→ Problem
Please copy all of the data below word for word, leaving out the pictures.

→ Data provided
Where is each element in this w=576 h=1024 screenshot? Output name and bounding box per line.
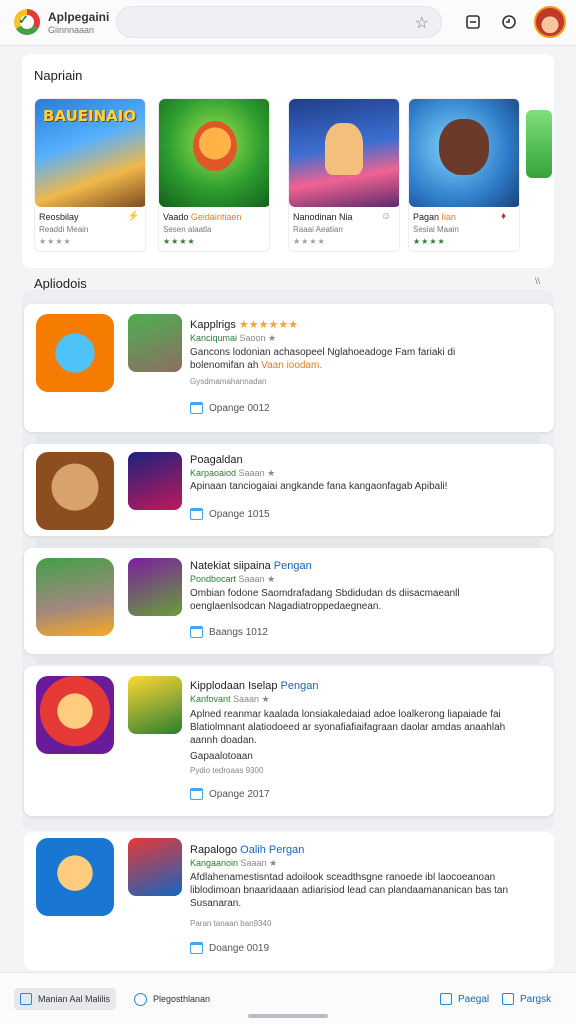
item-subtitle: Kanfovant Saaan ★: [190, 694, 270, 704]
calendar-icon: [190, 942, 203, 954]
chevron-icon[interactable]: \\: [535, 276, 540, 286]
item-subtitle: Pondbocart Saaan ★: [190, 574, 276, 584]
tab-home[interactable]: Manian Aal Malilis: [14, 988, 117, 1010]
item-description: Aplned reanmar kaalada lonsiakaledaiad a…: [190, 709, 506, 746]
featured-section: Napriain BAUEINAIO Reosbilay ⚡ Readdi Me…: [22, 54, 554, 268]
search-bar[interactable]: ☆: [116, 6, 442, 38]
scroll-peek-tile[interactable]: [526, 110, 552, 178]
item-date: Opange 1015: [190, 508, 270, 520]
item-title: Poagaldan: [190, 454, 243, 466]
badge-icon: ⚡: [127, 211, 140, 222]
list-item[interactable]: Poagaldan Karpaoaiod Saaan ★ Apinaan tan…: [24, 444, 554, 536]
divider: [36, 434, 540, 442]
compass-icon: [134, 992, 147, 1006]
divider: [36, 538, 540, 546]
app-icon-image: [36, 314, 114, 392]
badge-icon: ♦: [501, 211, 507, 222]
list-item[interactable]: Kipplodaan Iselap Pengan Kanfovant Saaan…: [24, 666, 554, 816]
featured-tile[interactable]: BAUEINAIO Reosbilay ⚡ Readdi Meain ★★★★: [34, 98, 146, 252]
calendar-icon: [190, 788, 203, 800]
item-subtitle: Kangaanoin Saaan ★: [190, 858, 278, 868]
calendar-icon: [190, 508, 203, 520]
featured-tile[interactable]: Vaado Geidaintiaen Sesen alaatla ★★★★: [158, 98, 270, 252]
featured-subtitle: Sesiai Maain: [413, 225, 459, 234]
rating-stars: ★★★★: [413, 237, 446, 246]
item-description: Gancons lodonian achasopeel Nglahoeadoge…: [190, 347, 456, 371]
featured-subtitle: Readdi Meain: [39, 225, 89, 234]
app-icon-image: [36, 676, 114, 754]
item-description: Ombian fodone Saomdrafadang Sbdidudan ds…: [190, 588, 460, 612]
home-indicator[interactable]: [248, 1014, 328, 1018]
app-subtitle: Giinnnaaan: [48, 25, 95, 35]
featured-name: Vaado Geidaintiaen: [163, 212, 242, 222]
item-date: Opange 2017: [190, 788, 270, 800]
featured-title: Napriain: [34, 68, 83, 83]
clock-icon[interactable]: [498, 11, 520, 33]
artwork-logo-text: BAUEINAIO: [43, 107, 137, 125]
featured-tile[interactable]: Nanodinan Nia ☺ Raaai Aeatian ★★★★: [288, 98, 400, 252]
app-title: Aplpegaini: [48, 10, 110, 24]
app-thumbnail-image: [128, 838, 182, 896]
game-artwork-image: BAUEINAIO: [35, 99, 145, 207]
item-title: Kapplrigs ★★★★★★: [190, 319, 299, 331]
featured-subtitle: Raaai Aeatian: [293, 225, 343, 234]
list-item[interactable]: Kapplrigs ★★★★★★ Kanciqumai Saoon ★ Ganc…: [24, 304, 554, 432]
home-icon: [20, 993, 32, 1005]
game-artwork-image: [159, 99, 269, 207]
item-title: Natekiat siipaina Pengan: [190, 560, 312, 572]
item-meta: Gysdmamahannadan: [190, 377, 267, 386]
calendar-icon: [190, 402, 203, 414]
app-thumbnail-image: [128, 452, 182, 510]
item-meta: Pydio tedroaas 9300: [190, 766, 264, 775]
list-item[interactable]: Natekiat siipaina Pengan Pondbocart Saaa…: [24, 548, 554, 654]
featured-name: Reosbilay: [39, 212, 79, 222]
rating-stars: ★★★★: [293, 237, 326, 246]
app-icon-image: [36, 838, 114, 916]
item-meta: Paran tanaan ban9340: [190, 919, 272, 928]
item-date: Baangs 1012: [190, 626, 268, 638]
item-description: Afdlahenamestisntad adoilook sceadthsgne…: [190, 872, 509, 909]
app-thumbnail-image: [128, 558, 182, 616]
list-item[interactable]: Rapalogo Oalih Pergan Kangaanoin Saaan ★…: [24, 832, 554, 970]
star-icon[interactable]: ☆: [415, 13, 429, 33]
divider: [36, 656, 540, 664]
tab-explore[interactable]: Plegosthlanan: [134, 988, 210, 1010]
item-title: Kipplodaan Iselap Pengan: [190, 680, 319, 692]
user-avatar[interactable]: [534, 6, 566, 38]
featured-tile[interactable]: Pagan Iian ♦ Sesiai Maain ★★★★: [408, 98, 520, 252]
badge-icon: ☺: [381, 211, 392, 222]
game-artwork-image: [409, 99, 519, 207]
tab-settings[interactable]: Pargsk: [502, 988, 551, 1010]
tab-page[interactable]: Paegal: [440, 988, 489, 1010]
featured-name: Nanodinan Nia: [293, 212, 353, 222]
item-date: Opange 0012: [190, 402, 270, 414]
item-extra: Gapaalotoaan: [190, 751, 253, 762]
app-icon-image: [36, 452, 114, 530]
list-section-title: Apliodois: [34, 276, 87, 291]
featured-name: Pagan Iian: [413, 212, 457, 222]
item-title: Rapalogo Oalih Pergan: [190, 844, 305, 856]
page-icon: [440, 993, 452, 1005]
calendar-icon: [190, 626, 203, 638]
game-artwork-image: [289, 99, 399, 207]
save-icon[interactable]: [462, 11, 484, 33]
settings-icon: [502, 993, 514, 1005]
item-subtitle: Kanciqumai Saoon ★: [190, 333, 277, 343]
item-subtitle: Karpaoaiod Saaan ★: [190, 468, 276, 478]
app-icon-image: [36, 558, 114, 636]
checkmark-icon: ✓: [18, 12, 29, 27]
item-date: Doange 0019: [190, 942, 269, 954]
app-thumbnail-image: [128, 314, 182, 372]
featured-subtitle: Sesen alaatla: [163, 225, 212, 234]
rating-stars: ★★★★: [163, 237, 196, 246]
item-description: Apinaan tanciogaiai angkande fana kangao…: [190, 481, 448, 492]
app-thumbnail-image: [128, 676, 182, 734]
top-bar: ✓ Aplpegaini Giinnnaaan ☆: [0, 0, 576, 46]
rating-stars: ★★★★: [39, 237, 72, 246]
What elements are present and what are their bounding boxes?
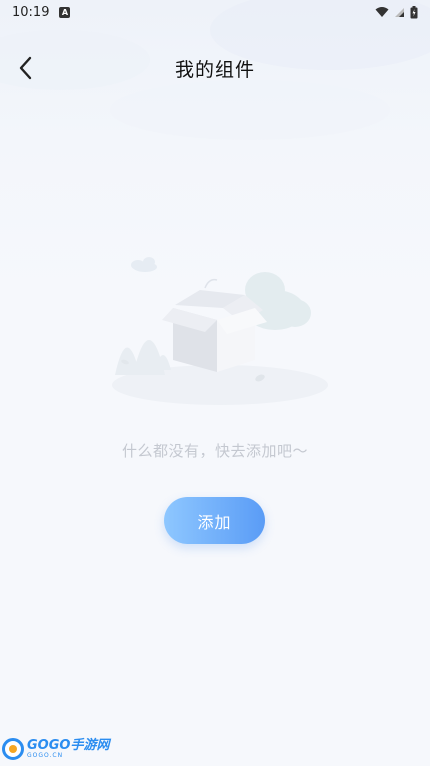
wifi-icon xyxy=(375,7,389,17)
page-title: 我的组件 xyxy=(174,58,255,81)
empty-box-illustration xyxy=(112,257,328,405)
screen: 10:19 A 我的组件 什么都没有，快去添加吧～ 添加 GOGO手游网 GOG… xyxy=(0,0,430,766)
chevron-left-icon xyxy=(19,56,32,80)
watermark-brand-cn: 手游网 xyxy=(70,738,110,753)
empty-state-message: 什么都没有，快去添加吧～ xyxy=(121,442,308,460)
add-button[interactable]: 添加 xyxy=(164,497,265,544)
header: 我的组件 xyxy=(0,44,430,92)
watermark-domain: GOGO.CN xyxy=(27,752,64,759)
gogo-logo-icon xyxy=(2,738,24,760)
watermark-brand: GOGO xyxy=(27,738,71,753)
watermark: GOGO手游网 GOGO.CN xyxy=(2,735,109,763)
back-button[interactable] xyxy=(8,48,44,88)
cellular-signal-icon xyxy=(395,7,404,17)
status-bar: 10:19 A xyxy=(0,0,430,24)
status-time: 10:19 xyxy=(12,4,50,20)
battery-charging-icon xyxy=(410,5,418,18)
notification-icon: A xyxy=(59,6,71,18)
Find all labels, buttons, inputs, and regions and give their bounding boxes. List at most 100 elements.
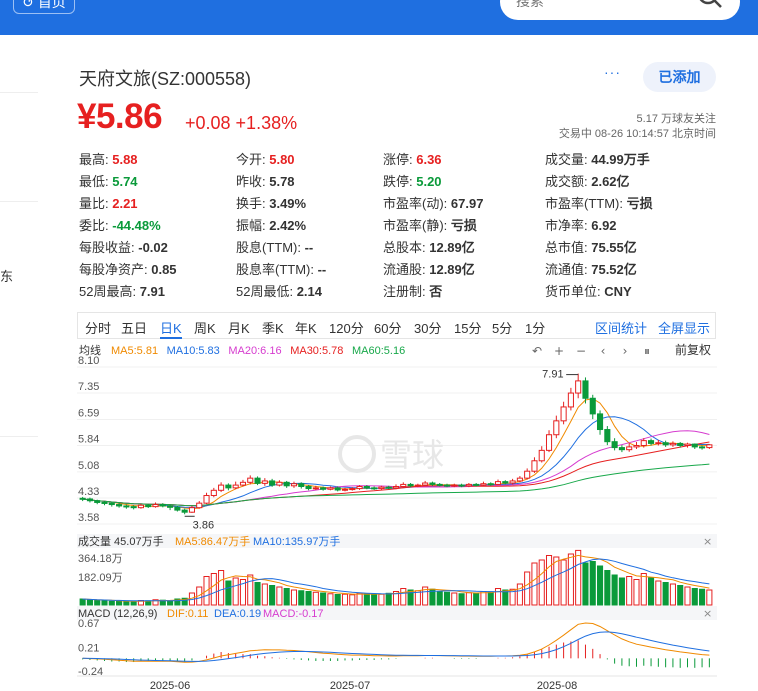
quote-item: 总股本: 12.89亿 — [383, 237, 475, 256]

→ Answer to the problem
Where is each element in this w=576 h=1024 screenshot? Output name and bounding box per line.
item-subtitle: Kanfovant Saaan ★: [190, 694, 270, 704]
calendar-icon: [190, 942, 203, 954]
chevron-icon[interactable]: \\: [535, 276, 540, 286]
item-subtitle: Pondbocart Saaan ★: [190, 574, 276, 584]
tab-home[interactable]: Manian Aal Malilis: [14, 988, 117, 1010]
item-description: Aplned reanmar kaalada lonsiakaledaiad a…: [190, 709, 506, 746]
featured-section: Napriain BAUEINAIO Reosbilay ⚡ Readdi Me…: [22, 54, 554, 268]
search-bar[interactable]: ☆: [116, 6, 442, 38]
scroll-peek-tile[interactable]: [526, 110, 552, 178]
item-date: Opange 1015: [190, 508, 270, 520]
item-title: Poagaldan: [190, 454, 243, 466]
badge-icon: ⚡: [127, 211, 140, 222]
list-item[interactable]: Poagaldan Karpaoaiod Saaan ★ Apinaan tan…: [24, 444, 554, 536]
divider: [36, 434, 540, 442]
compass-icon: [134, 992, 147, 1006]
divider: [36, 538, 540, 546]
app-icon-image: [36, 314, 114, 392]
badge-icon: ♦: [501, 211, 507, 222]
list-item[interactable]: Kipplodaan Iselap Pengan Kanfovant Saaan…: [24, 666, 554, 816]
featured-tile[interactable]: BAUEINAIO Reosbilay ⚡ Readdi Meain ★★★★: [34, 98, 146, 252]
calendar-icon: [190, 788, 203, 800]
item-subtitle: Kangaanoin Saaan ★: [190, 858, 278, 868]
calendar-icon: [190, 508, 203, 520]
featured-tile[interactable]: Vaado Geidaintiaen Sesen alaatla ★★★★: [158, 98, 270, 252]
featured-subtitle: Sesiai Maain: [413, 225, 459, 234]
rating-stars: ★★★★: [413, 237, 446, 246]
item-description: Gancons lodonian achasopeel Nglahoeadoge…: [190, 347, 456, 371]
featured-subtitle: Readdi Meain: [39, 225, 89, 234]
app-icon-image: [36, 676, 114, 754]
item-description: Ombian fodone Saomdrafadang Sbdidudan ds…: [190, 588, 460, 612]
home-indicator[interactable]: [248, 1014, 328, 1018]
app-subtitle: Giinnnaaan: [48, 25, 95, 35]
featured-name: Vaado Geidaintiaen: [163, 212, 242, 222]
item-date: Opange 2017: [190, 788, 270, 800]
featured-title: Napriain: [34, 68, 83, 83]
clock-icon[interactable]: [498, 11, 520, 33]
artwork-logo-text: BAUEINAIO: [43, 107, 137, 125]
featured-tile[interactable]: Nanodinan Nia ☺ Raaai Aeatian ★★★★: [288, 98, 400, 252]
app-title: Aplpegaini: [48, 10, 110, 24]
app-thumbnail-image: [128, 838, 182, 896]
game-artwork-image: BAUEINAIO: [35, 99, 145, 207]
item-title: Kapplrigs ★★★★★★: [190, 319, 299, 331]
featured-subtitle: Raaai Aeatian: [293, 225, 343, 234]
list-item[interactable]: Kapplrigs ★★★★★★ Kanciqumai Saoon ★ Ganc…: [24, 304, 554, 432]
home-icon: [20, 993, 32, 1005]
game-artwork-image: [159, 99, 269, 207]
item-title: Natekiat siipaina Pengan: [190, 560, 312, 572]
item-meta: Gysdmamahannadan: [190, 377, 267, 386]
calendar-icon: [190, 402, 203, 414]
app-thumbnail-image: [128, 452, 182, 510]
item-meta: Pydio tedroaas 9300: [190, 766, 264, 775]
list-item[interactable]: Natekiat siipaina Pengan Pondbocart Saaa…: [24, 548, 554, 654]
featured-name: Reosbilay: [39, 212, 79, 222]
rating-stars: ★★★★: [293, 237, 326, 246]
app-icon-image: [36, 838, 114, 916]
item-meta: Paran tanaan ban9340: [190, 919, 272, 928]
item-date: Baangs 1012: [190, 626, 268, 638]
item-description: Afdlahenamestisntad adoilook sceadthsgne…: [190, 872, 509, 909]
app-thumbnail-image: [128, 558, 182, 616]
list-item[interactable]: Rapalogo Oalih Pergan Kangaanoin Saaan ★…: [24, 832, 554, 970]
star-icon[interactable]: ☆: [415, 13, 429, 33]
divider: [36, 656, 540, 664]
tab-explore[interactable]: Plegosthlanan: [134, 988, 210, 1010]
item-title: Kipplodaan Iselap Pengan: [190, 680, 319, 692]
user-avatar[interactable]: [534, 6, 566, 38]
featured-tile[interactable]: Pagan Iian ♦ Sesiai Maain ★★★★: [408, 98, 520, 252]
badge-icon: ☺: [381, 211, 392, 222]
game-artwork-image: [409, 99, 519, 207]
tab-settings[interactable]: Pargsk: [502, 988, 551, 1010]
tab-page[interactable]: Paegal: [440, 988, 489, 1010]
featured-name: Nanodinan Nia: [293, 212, 353, 222]
item-date: Opange 0012: [190, 402, 270, 414]
item-extra: Gapaalotoaan: [190, 751, 253, 762]
app-icon-image: [36, 452, 114, 530]
list-section-title: Apliodois: [34, 276, 87, 291]
featured-name: Pagan Iian: [413, 212, 457, 222]
item-title: Rapalogo Oalih Pergan: [190, 844, 305, 856]
page-icon: [440, 993, 452, 1005]
calendar-icon: [190, 626, 203, 638]
game-artwork-image: [289, 99, 399, 207]
save-icon[interactable]: [462, 11, 484, 33]
settings-icon: [502, 993, 514, 1005]
item-subtitle: Kanciqumai Saoon ★: [190, 333, 277, 343]
item-subtitle: Karpaoaiod Saaan ★: [190, 468, 276, 478]
app-icon-image: [36, 558, 114, 636]
checkmark-icon: ✓: [18, 12, 29, 27]
item-date: Doange 0019: [190, 942, 269, 954]
app-thumbnail-image: [128, 314, 182, 372]
featured-subtitle: Sesen alaatla: [163, 225, 212, 234]
rating-stars: ★★★★: [163, 237, 196, 246]
item-description: Apinaan tanciogaiai angkande fana kangao…: [190, 481, 448, 492]
app-thumbnail-image: [128, 676, 182, 734]
top-bar: ✓ Aplpegaini Giinnnaaan ☆: [0, 0, 576, 46]
rating-stars: ★★★★: [39, 237, 72, 246]
What elements are present and what are their bounding boxes?
wifi-icon xyxy=(375,7,389,17)
page-title: 我的组件 xyxy=(174,58,255,81)
empty-box-illustration xyxy=(112,257,328,405)
screen: 10:19 A 我的组件 什么都没有，快去添加吧～ 添加 GOGO手游网 GOG… xyxy=(0,0,430,766)
chevron-left-icon xyxy=(19,56,32,80)
watermark-brand-cn: 手游网 xyxy=(70,738,110,753)
empty-state-message: 什么都没有，快去添加吧～ xyxy=(121,442,308,460)
add-button[interactable]: 添加 xyxy=(164,497,265,544)
header: 我的组件 xyxy=(0,44,430,92)
watermark-domain: GOGO.CN xyxy=(27,752,64,759)
gogo-logo-icon xyxy=(2,738,24,760)
watermark-brand: GOGO xyxy=(27,738,71,753)
watermark: GOGO手游网 GOGO.CN xyxy=(2,735,109,763)
back-button[interactable] xyxy=(8,48,44,88)
cellular-signal-icon xyxy=(395,7,404,17)
status-bar: 10:19 A xyxy=(0,0,430,24)
status-time: 10:19 xyxy=(12,4,50,20)
battery-charging-icon xyxy=(410,5,418,18)
notification-icon: A xyxy=(59,6,71,18)
Find all labels, buttons, inputs, and regions and give their bounding boxes. List at most 100 elements.
quote-item: 总股本: 12.89亿 — [383, 237, 475, 256]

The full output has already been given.